─── Information shown

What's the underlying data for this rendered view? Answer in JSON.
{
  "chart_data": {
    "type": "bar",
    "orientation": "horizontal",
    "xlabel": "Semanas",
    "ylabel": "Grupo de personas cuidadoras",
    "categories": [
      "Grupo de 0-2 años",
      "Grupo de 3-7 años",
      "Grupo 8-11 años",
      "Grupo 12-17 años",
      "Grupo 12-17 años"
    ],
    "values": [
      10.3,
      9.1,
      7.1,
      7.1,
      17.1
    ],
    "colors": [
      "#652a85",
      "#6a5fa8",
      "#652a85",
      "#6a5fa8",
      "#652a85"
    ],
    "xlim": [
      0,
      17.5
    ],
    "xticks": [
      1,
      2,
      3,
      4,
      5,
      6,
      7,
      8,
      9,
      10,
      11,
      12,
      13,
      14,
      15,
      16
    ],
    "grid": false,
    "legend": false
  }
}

──────

#### What this task involves:
Output the records exactly, including every line.

#### Response to the exercise:
What's the underlying data for this rendered view? Answer in JSON.
{
  "chart_data": {
    "type": "bar",
    "orientation": "horizontal",
    "xlabel": "Semanas",
    "ylabel": "Grupo de personas cuidadoras",
    "categories": [
      "Grupo de 0-2 años",
      "Grupo de 3-7 años",
      "Grupo 8-11 años",
      "Grupo 12-17 años",
      "Grupo 12-17 años"
    ],
    "values": [
      10.3,
      9.1,
      7.1,
      7.1,
      17.1
    ],
    "colors": [
      "#652a85",
      "#6a5fa8",
      "#652a85",
      "#6a5fa8",
      "#652a85"
    ],
    "xlim": [
      0,
      17.5
    ],
    "xticks": [
      1,
      2,
      3,
      4,
      5,
      6,
      7,
      8,
      9,
      10,
      11,
      12,
      13,
      14,
      15,
      16
    ],
    "grid": false,
    "legend": false
  }
}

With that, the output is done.